Search the material for the word "servicios" and copy each line that holds it.

::::

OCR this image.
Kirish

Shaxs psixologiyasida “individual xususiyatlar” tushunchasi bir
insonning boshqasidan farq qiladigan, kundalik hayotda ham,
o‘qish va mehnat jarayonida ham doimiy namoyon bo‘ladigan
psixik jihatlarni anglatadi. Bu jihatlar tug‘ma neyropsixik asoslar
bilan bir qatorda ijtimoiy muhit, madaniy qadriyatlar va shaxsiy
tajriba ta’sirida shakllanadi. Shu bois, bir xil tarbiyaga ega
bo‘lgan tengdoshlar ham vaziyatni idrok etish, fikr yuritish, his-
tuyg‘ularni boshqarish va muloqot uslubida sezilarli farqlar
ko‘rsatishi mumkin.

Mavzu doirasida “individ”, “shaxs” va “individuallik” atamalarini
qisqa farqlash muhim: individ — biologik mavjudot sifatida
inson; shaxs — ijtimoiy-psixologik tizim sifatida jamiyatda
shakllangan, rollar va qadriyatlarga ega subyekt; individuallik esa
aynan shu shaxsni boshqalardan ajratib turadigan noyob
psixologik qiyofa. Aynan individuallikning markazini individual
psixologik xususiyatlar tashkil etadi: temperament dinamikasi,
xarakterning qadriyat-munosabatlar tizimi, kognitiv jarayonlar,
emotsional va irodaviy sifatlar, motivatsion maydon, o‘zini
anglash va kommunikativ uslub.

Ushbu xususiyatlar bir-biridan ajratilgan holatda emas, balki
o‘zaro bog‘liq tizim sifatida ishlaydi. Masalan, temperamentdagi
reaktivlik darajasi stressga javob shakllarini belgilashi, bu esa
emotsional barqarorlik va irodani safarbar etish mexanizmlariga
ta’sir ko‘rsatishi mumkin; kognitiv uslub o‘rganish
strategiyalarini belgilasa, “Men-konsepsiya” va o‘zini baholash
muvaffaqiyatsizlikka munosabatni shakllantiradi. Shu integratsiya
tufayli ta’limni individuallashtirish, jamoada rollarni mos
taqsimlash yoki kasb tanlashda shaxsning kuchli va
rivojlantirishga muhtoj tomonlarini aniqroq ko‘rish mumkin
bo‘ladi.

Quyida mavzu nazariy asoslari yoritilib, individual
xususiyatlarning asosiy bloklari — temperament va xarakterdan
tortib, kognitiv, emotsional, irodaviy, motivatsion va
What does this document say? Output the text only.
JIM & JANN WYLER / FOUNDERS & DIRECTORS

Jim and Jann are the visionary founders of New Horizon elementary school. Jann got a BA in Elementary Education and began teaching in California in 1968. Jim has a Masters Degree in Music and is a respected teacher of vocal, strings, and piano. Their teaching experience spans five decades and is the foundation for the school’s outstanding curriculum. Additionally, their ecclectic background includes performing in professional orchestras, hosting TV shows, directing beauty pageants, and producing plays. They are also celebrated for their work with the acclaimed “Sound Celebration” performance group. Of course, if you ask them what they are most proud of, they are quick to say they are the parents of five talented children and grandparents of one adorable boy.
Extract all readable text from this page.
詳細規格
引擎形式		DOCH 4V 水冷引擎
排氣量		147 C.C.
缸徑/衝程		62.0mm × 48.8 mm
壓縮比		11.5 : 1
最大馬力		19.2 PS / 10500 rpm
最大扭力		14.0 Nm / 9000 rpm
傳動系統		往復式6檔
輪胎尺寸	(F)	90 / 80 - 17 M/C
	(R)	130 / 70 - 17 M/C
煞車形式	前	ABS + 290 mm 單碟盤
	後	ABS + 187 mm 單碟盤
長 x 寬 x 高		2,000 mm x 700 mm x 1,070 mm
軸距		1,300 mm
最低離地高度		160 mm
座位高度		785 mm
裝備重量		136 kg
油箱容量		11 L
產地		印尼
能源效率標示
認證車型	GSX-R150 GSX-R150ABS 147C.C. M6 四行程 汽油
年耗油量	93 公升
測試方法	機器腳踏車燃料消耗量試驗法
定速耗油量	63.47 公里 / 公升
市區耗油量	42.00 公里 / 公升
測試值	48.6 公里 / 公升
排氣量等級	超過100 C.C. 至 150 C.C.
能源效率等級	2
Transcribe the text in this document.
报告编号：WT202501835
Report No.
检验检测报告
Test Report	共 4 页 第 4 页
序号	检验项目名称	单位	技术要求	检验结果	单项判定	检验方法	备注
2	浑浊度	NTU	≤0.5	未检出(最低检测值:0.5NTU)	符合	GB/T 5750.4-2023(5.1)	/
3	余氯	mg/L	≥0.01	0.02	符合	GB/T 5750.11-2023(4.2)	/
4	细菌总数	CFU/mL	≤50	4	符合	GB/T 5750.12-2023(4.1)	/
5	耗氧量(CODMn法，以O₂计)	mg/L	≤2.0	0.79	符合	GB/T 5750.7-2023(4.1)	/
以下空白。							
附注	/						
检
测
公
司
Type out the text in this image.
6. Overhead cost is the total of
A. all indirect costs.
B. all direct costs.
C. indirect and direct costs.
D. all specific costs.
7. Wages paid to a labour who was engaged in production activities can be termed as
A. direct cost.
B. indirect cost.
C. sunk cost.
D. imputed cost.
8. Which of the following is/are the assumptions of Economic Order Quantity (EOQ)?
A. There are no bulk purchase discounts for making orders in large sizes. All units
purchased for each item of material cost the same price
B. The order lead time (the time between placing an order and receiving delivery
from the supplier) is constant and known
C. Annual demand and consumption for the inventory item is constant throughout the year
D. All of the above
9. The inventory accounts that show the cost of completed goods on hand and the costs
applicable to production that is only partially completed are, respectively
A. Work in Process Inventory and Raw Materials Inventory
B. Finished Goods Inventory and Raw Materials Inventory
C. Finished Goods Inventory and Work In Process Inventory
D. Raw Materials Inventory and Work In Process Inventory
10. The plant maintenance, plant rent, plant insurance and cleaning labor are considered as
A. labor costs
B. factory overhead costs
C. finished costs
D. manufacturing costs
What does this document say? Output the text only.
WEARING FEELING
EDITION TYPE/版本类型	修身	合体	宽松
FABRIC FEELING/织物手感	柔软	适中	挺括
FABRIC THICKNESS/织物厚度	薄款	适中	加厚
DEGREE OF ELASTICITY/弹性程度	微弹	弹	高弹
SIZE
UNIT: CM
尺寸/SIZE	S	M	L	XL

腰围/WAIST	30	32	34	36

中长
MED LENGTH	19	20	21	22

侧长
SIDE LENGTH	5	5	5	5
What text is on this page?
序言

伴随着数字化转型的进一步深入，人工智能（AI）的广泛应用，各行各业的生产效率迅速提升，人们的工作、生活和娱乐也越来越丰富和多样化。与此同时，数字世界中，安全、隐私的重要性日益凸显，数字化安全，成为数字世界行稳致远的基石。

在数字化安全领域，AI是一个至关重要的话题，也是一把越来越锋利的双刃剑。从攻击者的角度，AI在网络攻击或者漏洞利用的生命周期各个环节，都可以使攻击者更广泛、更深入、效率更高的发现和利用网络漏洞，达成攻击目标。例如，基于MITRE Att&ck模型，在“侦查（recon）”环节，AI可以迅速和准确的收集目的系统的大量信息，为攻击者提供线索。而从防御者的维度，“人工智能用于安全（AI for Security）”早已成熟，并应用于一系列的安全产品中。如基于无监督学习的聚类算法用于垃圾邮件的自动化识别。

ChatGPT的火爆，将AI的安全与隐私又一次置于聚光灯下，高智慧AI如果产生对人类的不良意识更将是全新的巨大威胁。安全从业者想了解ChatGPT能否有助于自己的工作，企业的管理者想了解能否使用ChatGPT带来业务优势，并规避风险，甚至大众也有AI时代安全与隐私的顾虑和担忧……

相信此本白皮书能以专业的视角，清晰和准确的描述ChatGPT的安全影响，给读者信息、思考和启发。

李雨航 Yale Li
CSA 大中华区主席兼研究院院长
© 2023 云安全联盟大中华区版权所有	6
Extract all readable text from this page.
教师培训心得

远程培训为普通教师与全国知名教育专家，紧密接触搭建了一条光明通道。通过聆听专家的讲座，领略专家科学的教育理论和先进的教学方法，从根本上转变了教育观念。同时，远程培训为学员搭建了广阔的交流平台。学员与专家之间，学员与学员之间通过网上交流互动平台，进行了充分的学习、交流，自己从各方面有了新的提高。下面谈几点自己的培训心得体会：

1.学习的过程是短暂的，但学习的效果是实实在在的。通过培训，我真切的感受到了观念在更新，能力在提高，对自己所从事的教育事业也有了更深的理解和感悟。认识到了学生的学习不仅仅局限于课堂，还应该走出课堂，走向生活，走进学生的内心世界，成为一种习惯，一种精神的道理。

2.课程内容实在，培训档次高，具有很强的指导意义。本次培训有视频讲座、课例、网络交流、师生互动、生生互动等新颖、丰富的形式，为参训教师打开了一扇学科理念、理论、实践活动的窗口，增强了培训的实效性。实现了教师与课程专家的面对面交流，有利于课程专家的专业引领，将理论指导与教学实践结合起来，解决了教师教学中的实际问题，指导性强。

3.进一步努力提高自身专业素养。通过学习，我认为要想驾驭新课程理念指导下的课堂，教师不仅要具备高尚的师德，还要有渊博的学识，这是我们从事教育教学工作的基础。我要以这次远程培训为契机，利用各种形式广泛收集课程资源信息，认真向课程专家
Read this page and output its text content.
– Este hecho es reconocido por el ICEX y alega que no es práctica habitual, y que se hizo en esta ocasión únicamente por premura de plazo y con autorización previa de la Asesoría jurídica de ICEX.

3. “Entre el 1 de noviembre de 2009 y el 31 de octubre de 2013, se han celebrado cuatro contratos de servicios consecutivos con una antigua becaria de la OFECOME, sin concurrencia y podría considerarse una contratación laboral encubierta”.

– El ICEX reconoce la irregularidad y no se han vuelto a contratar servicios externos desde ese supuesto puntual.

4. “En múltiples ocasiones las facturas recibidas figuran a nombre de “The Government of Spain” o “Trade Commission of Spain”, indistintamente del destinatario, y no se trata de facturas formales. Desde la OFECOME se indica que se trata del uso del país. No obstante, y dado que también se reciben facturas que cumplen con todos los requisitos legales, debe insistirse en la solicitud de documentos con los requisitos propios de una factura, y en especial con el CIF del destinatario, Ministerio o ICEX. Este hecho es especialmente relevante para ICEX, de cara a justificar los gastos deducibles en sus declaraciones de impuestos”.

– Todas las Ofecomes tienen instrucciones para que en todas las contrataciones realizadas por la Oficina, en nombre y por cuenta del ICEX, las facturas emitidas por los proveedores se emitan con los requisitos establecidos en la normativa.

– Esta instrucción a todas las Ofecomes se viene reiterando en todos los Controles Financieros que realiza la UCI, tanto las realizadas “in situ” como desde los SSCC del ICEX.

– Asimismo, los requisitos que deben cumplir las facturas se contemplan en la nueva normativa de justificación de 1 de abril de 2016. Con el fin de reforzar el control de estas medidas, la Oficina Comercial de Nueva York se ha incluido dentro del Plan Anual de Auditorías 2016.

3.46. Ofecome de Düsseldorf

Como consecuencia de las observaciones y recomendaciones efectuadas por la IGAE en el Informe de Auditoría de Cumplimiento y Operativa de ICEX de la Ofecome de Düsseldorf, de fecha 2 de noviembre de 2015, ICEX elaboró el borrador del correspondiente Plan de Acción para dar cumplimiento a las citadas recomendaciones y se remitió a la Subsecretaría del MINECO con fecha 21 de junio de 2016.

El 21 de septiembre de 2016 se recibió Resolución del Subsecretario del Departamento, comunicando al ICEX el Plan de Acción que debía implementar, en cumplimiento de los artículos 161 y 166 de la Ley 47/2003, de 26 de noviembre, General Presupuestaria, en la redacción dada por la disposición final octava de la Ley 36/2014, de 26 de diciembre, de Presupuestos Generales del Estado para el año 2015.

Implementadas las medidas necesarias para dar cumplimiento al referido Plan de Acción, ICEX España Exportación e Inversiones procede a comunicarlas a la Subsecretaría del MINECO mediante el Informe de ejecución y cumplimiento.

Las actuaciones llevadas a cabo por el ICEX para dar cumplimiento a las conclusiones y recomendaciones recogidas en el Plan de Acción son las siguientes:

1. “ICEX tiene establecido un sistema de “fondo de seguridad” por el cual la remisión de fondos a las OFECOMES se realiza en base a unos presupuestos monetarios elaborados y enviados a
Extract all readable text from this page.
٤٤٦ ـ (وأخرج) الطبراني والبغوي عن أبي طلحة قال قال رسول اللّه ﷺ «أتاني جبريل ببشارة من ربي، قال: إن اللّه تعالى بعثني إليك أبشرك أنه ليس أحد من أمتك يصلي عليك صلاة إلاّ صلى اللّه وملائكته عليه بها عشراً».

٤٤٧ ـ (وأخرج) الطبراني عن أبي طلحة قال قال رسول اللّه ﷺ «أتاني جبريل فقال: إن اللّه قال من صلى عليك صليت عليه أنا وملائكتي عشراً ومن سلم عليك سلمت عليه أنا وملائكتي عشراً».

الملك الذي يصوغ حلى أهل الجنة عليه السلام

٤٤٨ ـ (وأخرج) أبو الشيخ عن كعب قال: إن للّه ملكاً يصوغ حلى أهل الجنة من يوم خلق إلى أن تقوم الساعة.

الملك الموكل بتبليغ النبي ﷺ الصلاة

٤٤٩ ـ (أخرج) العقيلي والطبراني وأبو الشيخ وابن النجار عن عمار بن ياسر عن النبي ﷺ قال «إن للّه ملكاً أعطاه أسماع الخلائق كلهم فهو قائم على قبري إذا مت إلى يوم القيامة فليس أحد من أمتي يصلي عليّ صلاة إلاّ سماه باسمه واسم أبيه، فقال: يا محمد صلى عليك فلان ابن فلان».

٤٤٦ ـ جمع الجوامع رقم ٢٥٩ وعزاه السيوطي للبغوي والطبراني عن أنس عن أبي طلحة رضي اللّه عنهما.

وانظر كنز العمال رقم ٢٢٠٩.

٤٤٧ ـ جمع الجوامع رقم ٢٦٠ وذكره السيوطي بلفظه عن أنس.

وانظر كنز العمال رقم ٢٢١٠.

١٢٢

::::

** EXERCISE RESULT **
3. “Entre el 1 de noviembre de 2009 y el 31 de octubre de 2013, se han celebrado cuatro contratos de servicios consecutivos con una antigua becaria de la OFECOME, sin concurrencia y podría considerarse una contratación laboral encubierta”.
– El ICEX reconoce la irregularidad y no se han vuelto a contratar servicios externos desde ese supuesto puntual.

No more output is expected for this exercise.